[Dataset rows about figures]:

begin

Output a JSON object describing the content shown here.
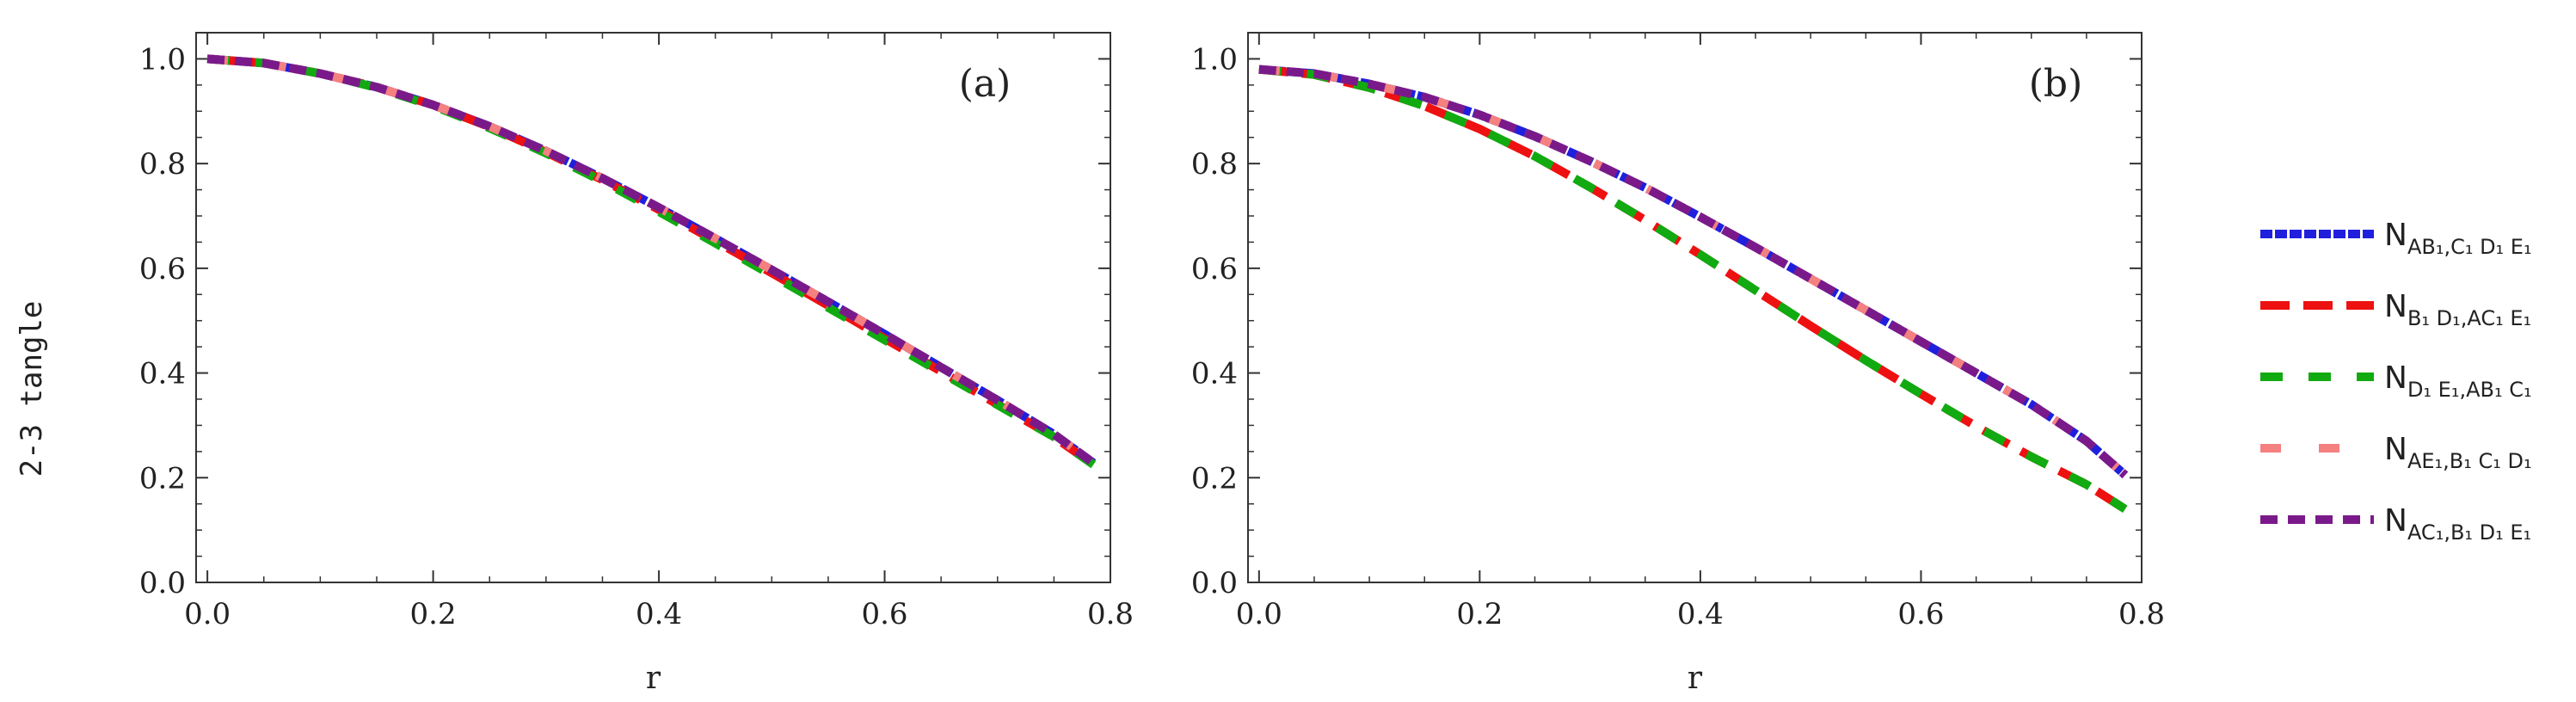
{
  "figure": {
    "ylabel": "2-3 tangle",
    "xlabel": "r"
  },
  "chart_data": [
    {
      "type": "line",
      "panel_label": "(a)",
      "xlabel": "r",
      "ylabel": "2-3 tangle",
      "xlim": [
        -0.01,
        0.8
      ],
      "ylim": [
        0.0,
        1.05
      ],
      "xticks": [
        0.0,
        0.2,
        0.4,
        0.6,
        0.8
      ],
      "xtick_labels": [
        "0.0",
        "0.2",
        "0.4",
        "0.6",
        "0.8"
      ],
      "yticks": [
        0.0,
        0.2,
        0.4,
        0.6,
        0.8,
        1.0
      ],
      "ytick_labels": [
        "0.0",
        "0.2",
        "0.4",
        "0.6",
        "0.8",
        "1.0"
      ],
      "x": [
        0.0,
        0.05,
        0.1,
        0.15,
        0.2,
        0.25,
        0.3,
        0.35,
        0.4,
        0.45,
        0.5,
        0.55,
        0.6,
        0.65,
        0.7,
        0.75,
        0.785
      ],
      "series": [
        {
          "name": "N_AB1,C1D1E1",
          "color": "#1f1fdd",
          "dash": "solid",
          "values": [
            1.0,
            0.992,
            0.972,
            0.946,
            0.912,
            0.871,
            0.824,
            0.772,
            0.716,
            0.657,
            0.597,
            0.536,
            0.474,
            0.411,
            0.348,
            0.283,
            0.228
          ]
        },
        {
          "name": "N_B1D1,AC1E1",
          "color": "#ee1111",
          "dash": "long-dash",
          "values": [
            1.0,
            0.992,
            0.972,
            0.946,
            0.912,
            0.87,
            0.822,
            0.769,
            0.712,
            0.652,
            0.591,
            0.529,
            0.466,
            0.403,
            0.34,
            0.278,
            0.225
          ]
        },
        {
          "name": "N_D1E1,AB1C1",
          "color": "#11aa11",
          "dash": "dash-gap",
          "values": [
            1.0,
            0.992,
            0.972,
            0.945,
            0.91,
            0.868,
            0.82,
            0.766,
            0.708,
            0.648,
            0.587,
            0.525,
            0.463,
            0.401,
            0.339,
            0.278,
            0.225
          ]
        },
        {
          "name": "N_AE1,B1C1D1",
          "color": "#f48080",
          "dash": "sparse-dash",
          "values": [
            1.0,
            0.992,
            0.972,
            0.946,
            0.912,
            0.871,
            0.824,
            0.772,
            0.716,
            0.657,
            0.597,
            0.536,
            0.474,
            0.411,
            0.348,
            0.283,
            0.228
          ]
        },
        {
          "name": "N_AC1,B1D1E1",
          "color": "#7a1a8a",
          "dash": "medium-dash",
          "values": [
            1.0,
            0.992,
            0.972,
            0.946,
            0.912,
            0.871,
            0.824,
            0.772,
            0.716,
            0.657,
            0.597,
            0.536,
            0.474,
            0.411,
            0.348,
            0.283,
            0.228
          ]
        }
      ]
    },
    {
      "type": "line",
      "panel_label": "(b)",
      "xlabel": "r",
      "ylabel": "",
      "xlim": [
        -0.01,
        0.8
      ],
      "ylim": [
        0.0,
        1.05
      ],
      "xticks": [
        0.0,
        0.2,
        0.4,
        0.6,
        0.8
      ],
      "xtick_labels": [
        "0.0",
        "0.2",
        "0.4",
        "0.6",
        "0.8"
      ],
      "yticks": [
        0.0,
        0.2,
        0.4,
        0.6,
        0.8,
        1.0
      ],
      "ytick_labels": [
        "0.0",
        "0.2",
        "0.4",
        "0.6",
        "0.8",
        "1.0"
      ],
      "x": [
        0.0,
        0.05,
        0.1,
        0.15,
        0.2,
        0.25,
        0.3,
        0.35,
        0.4,
        0.45,
        0.5,
        0.55,
        0.6,
        0.65,
        0.7,
        0.75,
        0.785
      ],
      "series": [
        {
          "name": "N_AB1,C1D1E1",
          "color": "#1f1fdd",
          "dash": "solid",
          "values": [
            0.98,
            0.972,
            0.952,
            0.927,
            0.893,
            0.852,
            0.805,
            0.754,
            0.698,
            0.64,
            0.58,
            0.52,
            0.46,
            0.4,
            0.34,
            0.27,
            0.205
          ]
        },
        {
          "name": "N_B1D1,AC1E1",
          "color": "#ee1111",
          "dash": "long-dash",
          "values": [
            0.98,
            0.97,
            0.945,
            0.91,
            0.866,
            0.814,
            0.755,
            0.692,
            0.626,
            0.558,
            0.49,
            0.424,
            0.36,
            0.298,
            0.24,
            0.187,
            0.14
          ]
        },
        {
          "name": "N_D1E1,AB1C1",
          "color": "#11aa11",
          "dash": "dash-gap",
          "values": [
            0.98,
            0.97,
            0.945,
            0.91,
            0.866,
            0.814,
            0.755,
            0.692,
            0.626,
            0.558,
            0.49,
            0.424,
            0.36,
            0.298,
            0.24,
            0.187,
            0.14
          ]
        },
        {
          "name": "N_AE1,B1C1D1",
          "color": "#f48080",
          "dash": "sparse-dash",
          "values": [
            0.98,
            0.972,
            0.952,
            0.927,
            0.893,
            0.852,
            0.805,
            0.754,
            0.698,
            0.64,
            0.58,
            0.52,
            0.46,
            0.4,
            0.34,
            0.27,
            0.205
          ]
        },
        {
          "name": "N_AC1,B1D1E1",
          "color": "#7a1a8a",
          "dash": "medium-dash",
          "values": [
            0.98,
            0.972,
            0.952,
            0.927,
            0.893,
            0.852,
            0.805,
            0.754,
            0.698,
            0.64,
            0.58,
            0.52,
            0.46,
            0.4,
            0.34,
            0.27,
            0.205
          ]
        }
      ]
    }
  ],
  "legend": [
    {
      "main": "N",
      "sub": "AB₁,C₁ D₁ E₁",
      "color": "#1f1fdd",
      "dash": "solid"
    },
    {
      "main": "N",
      "sub": "B₁ D₁,AC₁ E₁",
      "color": "#ee1111",
      "dash": "long-dash"
    },
    {
      "main": "N",
      "sub": "D₁ E₁,AB₁ C₁",
      "color": "#11aa11",
      "dash": "dash-gap"
    },
    {
      "main": "N",
      "sub": "AE₁,B₁ C₁ D₁",
      "color": "#f48080",
      "dash": "sparse-dash"
    },
    {
      "main": "N",
      "sub": "AC₁,B₁ D₁ E₁",
      "color": "#7a1a8a",
      "dash": "medium-dash"
    }
  ]
}
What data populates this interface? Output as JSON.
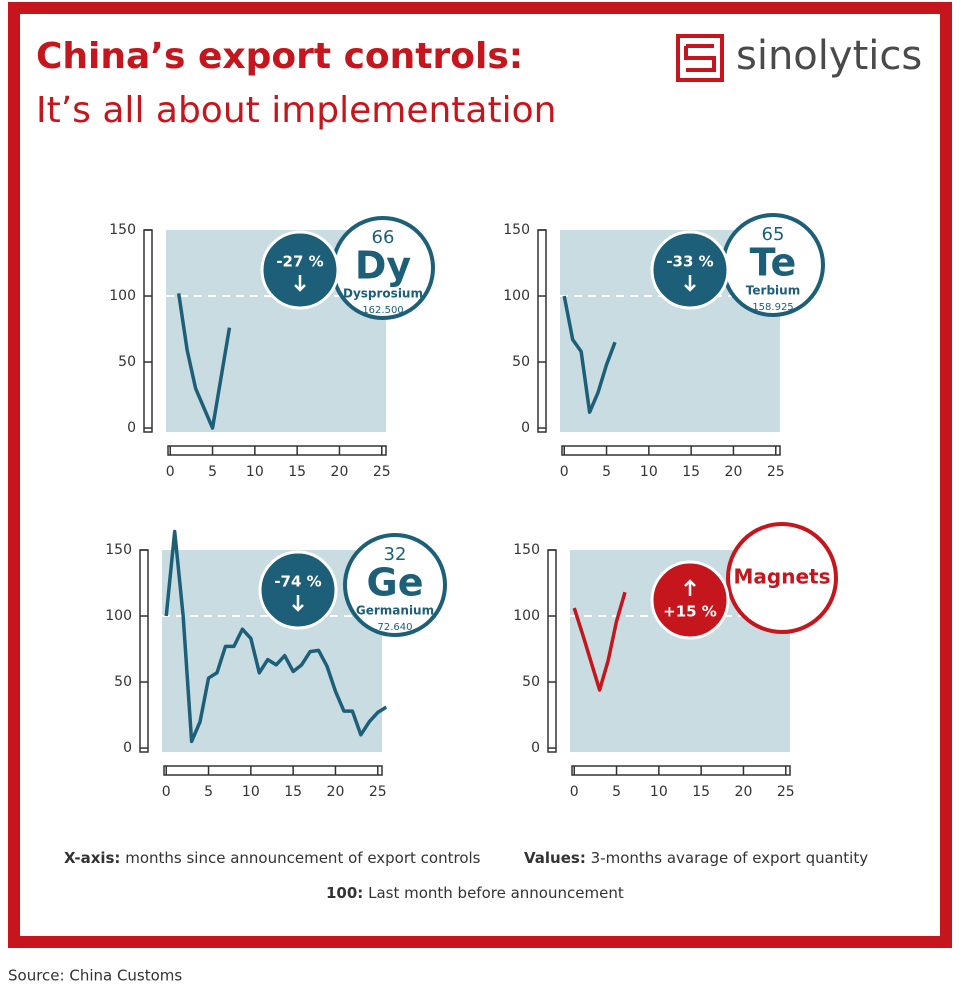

end

[THE PROBLEM]:
Go through the listing above and write it all out exactly, leaving out any picture.

[EXERCISE SOLUTION]:
Output a JSON object describing the content shown here.
{
  "figure": {
    "ylabel": "2-3 tangle",
    "xlabel": "r"
  },
  "chart_data": [
    {
      "type": "line",
      "panel_label": "(a)",
      "xlabel": "r",
      "ylabel": "2-3 tangle",
      "xlim": [
        -0.01,
        0.8
      ],
      "ylim": [
        0.0,
        1.05
      ],
      "xticks": [
        0.0,
        0.2,
        0.4,
        0.6,
        0.8
      ],
      "xtick_labels": [
        "0.0",
        "0.2",
        "0.4",
        "0.6",
        "0.8"
      ],
      "yticks": [
        0.0,
        0.2,
        0.4,
        0.6,
        0.8,
        1.0
      ],
      "ytick_labels": [
        "0.0",
        "0.2",
        "0.4",
        "0.6",
        "0.8",
        "1.0"
      ],
      "x": [
        0.0,
        0.05,
        0.1,
        0.15,
        0.2,
        0.25,
        0.3,
        0.35,
        0.4,
        0.45,
        0.5,
        0.55,
        0.6,
        0.65,
        0.7,
        0.75,
        0.785
      ],
      "series": [
        {
          "name": "N_AB1,C1D1E1",
          "color": "#1f1fdd",
          "dash": "solid",
          "values": [
            1.0,
            0.992,
            0.972,
            0.946,
            0.912,
            0.871,
            0.824,
            0.772,
            0.716,
            0.657,
            0.597,
            0.536,
            0.474,
            0.411,
            0.348,
            0.283,
            0.228
          ]
        },
        {
          "name": "N_B1D1,AC1E1",
          "color": "#ee1111",
          "dash": "long-dash",
          "values": [
            1.0,
            0.992,
            0.972,
            0.946,
            0.912,
            0.87,
            0.822,
            0.769,
            0.712,
            0.652,
            0.591,
            0.529,
            0.466,
            0.403,
            0.34,
            0.278,
            0.225
          ]
        },
        {
          "name": "N_D1E1,AB1C1",
          "color": "#11aa11",
          "dash": "dash-gap",
          "values": [
            1.0,
            0.992,
            0.972,
            0.945,
            0.91,
            0.868,
            0.82,
            0.766,
            0.708,
            0.648,
            0.587,
            0.525,
            0.463,
            0.401,
            0.339,
            0.278,
            0.225
          ]
        },
        {
          "name": "N_AE1,B1C1D1",
          "color": "#f48080",
          "dash": "sparse-dash",
          "values": [
            1.0,
            0.992,
            0.972,
            0.946,
            0.912,
            0.871,
            0.824,
            0.772,
            0.716,
            0.657,
            0.597,
            0.536,
            0.474,
            0.411,
            0.348,
            0.283,
            0.228
          ]
        },
        {
          "name": "N_AC1,B1D1E1",
          "color": "#7a1a8a",
          "dash": "medium-dash",
          "values": [
            1.0,
            0.992,
            0.972,
            0.946,
            0.912,
            0.871,
            0.824,
            0.772,
            0.716,
            0.657,
            0.597,
            0.536,
            0.474,
            0.411,
            0.348,
            0.283,
            0.228
          ]
        }
      ]
    },
    {
      "type": "line",
      "panel_label": "(b)",
      "xlabel": "r",
      "ylabel": "",
      "xlim": [
        -0.01,
        0.8
      ],
      "ylim": [
        0.0,
        1.05
      ],
      "xticks": [
        0.0,
        0.2,
        0.4,
        0.6,
        0.8
      ],
      "xtick_labels": [
        "0.0",
        "0.2",
        "0.4",
        "0.6",
        "0.8"
      ],
      "yticks": [
        0.0,
        0.2,
        0.4,
        0.6,
        0.8,
        1.0
      ],
      "ytick_labels": [
        "0.0",
        "0.2",
        "0.4",
        "0.6",
        "0.8",
        "1.0"
      ],
      "x": [
        0.0,
        0.05,
        0.1,
        0.15,
        0.2,
        0.25,
        0.3,
        0.35,
        0.4,
        0.45,
        0.5,
        0.55,
        0.6,
        0.65,
        0.7,
        0.75,
        0.785
      ],
      "series": [
        {
          "name": "N_AB1,C1D1E1",
          "color": "#1f1fdd",
          "dash": "solid",
          "values": [
            0.98,
            0.972,
            0.952,
            0.927,
            0.893,
            0.852,
            0.805,
            0.754,
            0.698,
            0.64,
            0.58,
            0.52,
            0.46,
            0.4,
            0.34,
            0.27,
            0.205
          ]
        },
        {
          "name": "N_B1D1,AC1E1",
          "color": "#ee1111",
          "dash": "long-dash",
          "values": [
            0.98,
            0.97,
            0.945,
            0.91,
            0.866,
            0.814,
            0.755,
            0.692,
            0.626,
            0.558,
            0.49,
            0.424,
            0.36,
            0.298,
            0.24,
            0.187,
            0.14
          ]
        },
        {
          "name": "N_D1E1,AB1C1",
          "color": "#11aa11",
          "dash": "dash-gap",
          "values": [
            0.98,
            0.97,
            0.945,
            0.91,
            0.866,
            0.814,
            0.755,
            0.692,
            0.626,
            0.558,
            0.49,
            0.424,
            0.36,
            0.298,
            0.24,
            0.187,
            0.14
          ]
        },
        {
          "name": "N_AE1,B1C1D1",
          "color": "#f48080",
          "dash": "sparse-dash",
          "values": [
            0.98,
            0.972,
            0.952,
            0.927,
            0.893,
            0.852,
            0.805,
            0.754,
            0.698,
            0.64,
            0.58,
            0.52,
            0.46,
            0.4,
            0.34,
            0.27,
            0.205
          ]
        },
        {
          "name": "N_AC1,B1D1E1",
          "color": "#7a1a8a",
          "dash": "medium-dash",
          "values": [
            0.98,
            0.972,
            0.952,
            0.927,
            0.893,
            0.852,
            0.805,
            0.754,
            0.698,
            0.64,
            0.58,
            0.52,
            0.46,
            0.4,
            0.34,
            0.27,
            0.205
          ]
        }
      ]
    }
  ],
  "legend": [
    {
      "main": "N",
      "sub": "AB₁,C₁ D₁ E₁",
      "color": "#1f1fdd",
      "dash": "solid"
    },
    {
      "main": "N",
      "sub": "B₁ D₁,AC₁ E₁",
      "color": "#ee1111",
      "dash": "long-dash"
    },
    {
      "main": "N",
      "sub": "D₁ E₁,AB₁ C₁",
      "color": "#11aa11",
      "dash": "dash-gap"
    },
    {
      "main": "N",
      "sub": "AE₁,B₁ C₁ D₁",
      "color": "#f48080",
      "dash": "sparse-dash"
    },
    {
      "main": "N",
      "sub": "AC₁,B₁ D₁ E₁",
      "color": "#7a1a8a",
      "dash": "medium-dash"
    }
  ]
}
What data populates this interface? Output as JSON.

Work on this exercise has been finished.